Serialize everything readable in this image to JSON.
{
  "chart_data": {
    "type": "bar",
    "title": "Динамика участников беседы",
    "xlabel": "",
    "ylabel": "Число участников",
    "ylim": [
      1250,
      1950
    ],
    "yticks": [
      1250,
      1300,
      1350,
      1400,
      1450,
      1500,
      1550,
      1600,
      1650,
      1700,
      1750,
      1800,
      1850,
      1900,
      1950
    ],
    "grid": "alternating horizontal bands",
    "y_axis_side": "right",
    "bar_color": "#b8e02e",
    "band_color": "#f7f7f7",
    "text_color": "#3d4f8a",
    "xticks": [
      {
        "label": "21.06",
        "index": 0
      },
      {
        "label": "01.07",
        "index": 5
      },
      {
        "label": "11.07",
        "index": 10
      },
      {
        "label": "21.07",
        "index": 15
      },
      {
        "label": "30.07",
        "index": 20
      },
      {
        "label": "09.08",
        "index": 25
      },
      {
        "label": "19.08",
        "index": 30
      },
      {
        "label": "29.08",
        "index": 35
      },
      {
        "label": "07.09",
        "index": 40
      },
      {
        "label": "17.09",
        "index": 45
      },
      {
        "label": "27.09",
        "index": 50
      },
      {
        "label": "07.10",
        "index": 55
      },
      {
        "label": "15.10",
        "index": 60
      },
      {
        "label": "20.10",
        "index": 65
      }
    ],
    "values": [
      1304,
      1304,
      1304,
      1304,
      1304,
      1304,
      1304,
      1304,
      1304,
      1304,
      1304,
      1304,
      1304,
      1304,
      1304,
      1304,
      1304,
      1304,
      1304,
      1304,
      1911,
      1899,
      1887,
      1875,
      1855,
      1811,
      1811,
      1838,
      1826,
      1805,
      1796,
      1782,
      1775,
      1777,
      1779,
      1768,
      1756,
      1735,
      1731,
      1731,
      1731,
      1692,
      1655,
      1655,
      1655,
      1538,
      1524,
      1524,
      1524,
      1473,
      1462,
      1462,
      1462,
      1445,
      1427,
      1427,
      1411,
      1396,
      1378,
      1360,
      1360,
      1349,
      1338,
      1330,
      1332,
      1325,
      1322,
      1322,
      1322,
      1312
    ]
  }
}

++++++++++

◆ **WHAT YOU HAVE TO DO**
Exactly reproduce every line of the data above.

◆ **TASK RESULT**
Serialize everything readable in this image to JSON.
{
  "chart_data": {
    "type": "bar",
    "title": "Динамика участников беседы",
    "xlabel": "",
    "ylabel": "Число участников",
    "ylim": [
      1250,
      1950
    ],
    "yticks": [
      1250,
      1300,
      1350,
      1400,
      1450,
      1500,
      1550,
      1600,
      1650,
      1700,
      1750,
      1800,
      1850,
      1900,
      1950
    ],
    "grid": "alternating horizontal bands",
    "y_axis_side": "right",
    "bar_color": "#b8e02e",
    "band_color": "#f7f7f7",
    "text_color": "#3d4f8a",
    "xticks": [
      {
        "label": "21.06",
        "index": 0
      },
      {
        "label": "01.07",
        "index": 5
      },
      {
        "label": "11.07",
        "index": 10
      },
      {
        "label": "21.07",
        "index": 15
      },
      {
        "label": "30.07",
        "index": 20
      },
      {
        "label": "09.08",
        "index": 25
      },
      {
        "label": "19.08",
        "index": 30
      },
      {
        "label": "29.08",
        "index": 35
      },
      {
        "label": "07.09",
        "index": 40
      },
      {
        "label": "17.09",
        "index": 45
      },
      {
        "label": "27.09",
        "index": 50
      },
      {
        "label": "07.10",
        "index": 55
      },
      {
        "label": "15.10",
        "index": 60
      },
      {
        "label": "20.10",
        "index": 65
      }
    ],
    "values": [
      1304,
      1304,
      1304,
      1304,
      1304,
      1304,
      1304,
      1304,
      1304,
      1304,
      1304,
      1304,
      1304,
      1304,
      1304,
      1304,
      1304,
      1304,
      1304,
      1304,
      1911,
      1899,
      1887,
      1875,
      1855,
      1811,
      1811,
      1838,
      1826,
      1805,
      1796,
      1782,
      1775,
      1777,
      1779,
      1768,
      1756,
      1735,
      1731,
      1731,
      1731,
      1692,
      1655,
      1655,
      1655,
      1538,
      1524,
      1524,
      1524,
      1473,
      1462,
      1462,
      1462,
      1445,
      1427,
      1427,
      1411,
      1396,
      1378,
      1360,
      1360,
      1349,
      1338,
      1330,
      1332,
      1325,
      1322,
      1322,
      1322,
      1312
    ]
  }
}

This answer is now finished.